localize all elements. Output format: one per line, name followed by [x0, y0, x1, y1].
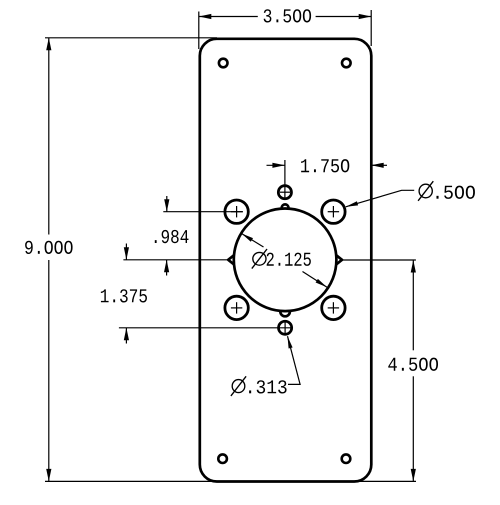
notch left — [228, 255, 234, 264]
dim 1.750 ext — [284, 160, 286, 199]
dim 3.500 ext right — [370, 10, 372, 46]
corner hole TR — [342, 59, 351, 68]
text D2.125 — [252, 249, 267, 269]
9.000 arrow top — [46, 38, 51, 51]
notch right — [336, 255, 342, 264]
text D.500 — [418, 181, 433, 201]
screw hole TL — [225, 200, 248, 223]
dim 1.375 lower line — [119, 327, 292, 329]
crosshair hole BR — [328, 307, 339, 309]
crosshair small hole top — [280, 191, 290, 193]
dim 1.750 line left — [267, 164, 285, 166]
.984 arrow top — [164, 199, 169, 212]
text 9.000 — [25, 241, 33, 254]
3.500 arrow right — [359, 14, 372, 19]
text 3.500 — [264, 9, 272, 22]
small hole top — [278, 186, 291, 199]
dim 9.000 line — [48, 38, 50, 235]
1.750 arrow left — [272, 163, 285, 168]
leader D.313 — [288, 336, 301, 384]
4.500 arrow top — [411, 260, 416, 273]
text 4.500 — [388, 358, 397, 371]
D.313 leader arrow — [288, 336, 293, 348]
screw hole BR — [322, 296, 345, 319]
dim 3.500 ext left — [198, 12, 200, 50]
notch top — [282, 204, 289, 207]
small hole bottom — [279, 321, 292, 334]
4.500 arrow bottom — [411, 469, 416, 482]
D2.125 leader arrow lower — [316, 279, 327, 287]
notch bottom — [280, 312, 290, 317]
corner hole TL — [219, 59, 228, 68]
dim 1.750 line right — [371, 164, 387, 166]
dim .984 arrow shafts — [166, 196, 168, 212]
1.375 arrow bottom — [124, 328, 129, 341]
.984 arrow bottom — [164, 260, 169, 273]
text .984 — [155, 240, 157, 243]
1.750 arrow right — [371, 163, 384, 168]
3.500 arrow left — [199, 14, 212, 19]
text 1.750 — [301, 159, 309, 172]
dim 4.500 line — [412, 260, 414, 350]
dim 3.500 line — [199, 16, 258, 18]
dim 9.000 ext bottom — [45, 480, 416, 482]
D.500 leader arrow — [346, 201, 358, 207]
big bore circle — [234, 208, 337, 311]
dim .984 lower line — [123, 259, 228, 261]
text 1.375 — [101, 289, 109, 302]
corner hole BL — [218, 454, 227, 463]
dim 9.000 ext top — [45, 37, 217, 39]
plate outline — [200, 39, 371, 482]
1.375 arrow top — [124, 247, 129, 259]
9.000 arrow bottom — [46, 469, 51, 482]
screw hole BL — [225, 296, 248, 319]
leader D2.125 upper — [242, 234, 264, 248]
leader D.500 — [346, 190, 414, 207]
D2.125 leader arrow upper — [242, 234, 254, 242]
screw hole TR — [322, 200, 345, 223]
dim 1.375 arrow shafts — [125, 244, 127, 260]
dim 4.500 ext top — [342, 259, 416, 261]
crosshair hole TL — [231, 211, 243, 213]
dim .984 upper line — [163, 211, 243, 213]
leader D2.125 lower — [303, 272, 328, 288]
crosshair small hole bottom — [284, 321, 286, 334]
crosshair hole TR — [328, 211, 339, 213]
crosshair hole BL — [231, 307, 242, 309]
corner hole BR — [342, 454, 351, 463]
text D.313 — [231, 376, 246, 396]
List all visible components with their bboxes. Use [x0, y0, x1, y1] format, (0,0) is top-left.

___

• SHORT EXERCISE
Please reproduce every line of the listing above word for word, omitting the picture.

• OUTPUT FOR THIS EXERCISE
localize all elements. Output format: one per line, name followed by [x0, y0, x1, y1].
notch left — [228, 255, 234, 264]
dim 1.750 ext — [284, 160, 286, 199]
dim 3.500 ext right — [370, 10, 372, 46]
corner hole TR — [342, 59, 351, 68]
text D2.125 — [252, 249, 267, 269]
9.000 arrow top — [46, 38, 51, 51]
notch right — [336, 255, 342, 264]
text D.500 — [418, 181, 433, 201]
screw hole TL — [225, 200, 248, 223]
dim 1.375 lower line — [119, 327, 292, 329]
crosshair hole BR — [328, 307, 339, 309]
crosshair small hole top — [280, 191, 290, 193]
dim 1.750 line left — [267, 164, 285, 166]
.984 arrow top — [164, 199, 169, 212]
text 9.000 — [25, 241, 33, 254]
3.500 arrow right — [359, 14, 372, 19]
text 3.500 — [264, 9, 272, 22]
small hole top — [278, 186, 291, 199]
dim 9.000 line — [48, 38, 50, 235]
1.750 arrow left — [272, 163, 285, 168]
leader D.313 — [288, 336, 301, 384]
4.500 arrow top — [411, 260, 416, 273]
text 4.500 — [388, 358, 397, 371]
D.313 leader arrow — [288, 336, 293, 348]
screw hole BR — [322, 296, 345, 319]
dim 3.500 ext left — [198, 12, 200, 50]
notch top — [282, 204, 289, 207]
small hole bottom — [279, 321, 292, 334]
4.500 arrow bottom — [411, 469, 416, 482]
D2.125 leader arrow lower — [316, 279, 327, 287]
notch bottom — [280, 312, 290, 317]
corner hole TL — [219, 59, 228, 68]
dim 1.750 line right — [371, 164, 387, 166]
dim .984 arrow shafts — [166, 196, 168, 212]
1.375 arrow bottom — [124, 328, 129, 341]
.984 arrow bottom — [164, 260, 169, 273]
text .984 — [155, 240, 157, 243]
1.750 arrow right — [371, 163, 384, 168]
3.500 arrow left — [199, 14, 212, 19]
text 1.750 — [301, 159, 309, 172]
dim 4.500 line — [412, 260, 414, 350]
dim 3.500 line — [199, 16, 258, 18]
dim 9.000 ext bottom — [45, 480, 416, 482]
D.500 leader arrow — [346, 201, 358, 207]
big bore circle — [234, 208, 337, 311]
dim .984 lower line — [123, 259, 228, 261]
text 1.375 — [101, 289, 109, 302]
corner hole BL — [218, 454, 227, 463]
dim 9.000 ext top — [45, 37, 217, 39]
plate outline — [200, 39, 371, 482]
1.375 arrow top — [124, 247, 129, 259]
9.000 arrow bottom — [46, 469, 51, 482]
screw hole BL — [225, 296, 248, 319]
leader D2.125 upper — [242, 234, 264, 248]
leader D.500 — [346, 190, 414, 207]
D2.125 leader arrow upper — [242, 234, 254, 242]
screw hole TR — [322, 200, 345, 223]
dim 1.375 arrow shafts — [125, 244, 127, 260]
dim 4.500 ext top — [342, 259, 416, 261]
crosshair hole TL — [231, 211, 243, 213]
dim .984 upper line — [163, 211, 243, 213]
leader D2.125 lower — [303, 272, 328, 288]
crosshair small hole bottom — [284, 321, 286, 334]
crosshair hole TR — [328, 211, 339, 213]
crosshair hole BL — [231, 307, 242, 309]
corner hole BR — [342, 454, 351, 463]
text D.313 — [231, 376, 246, 396]
List all visible components with their bboxes. Use [x0, y0, x1, y1] format, (0,0) is top-left.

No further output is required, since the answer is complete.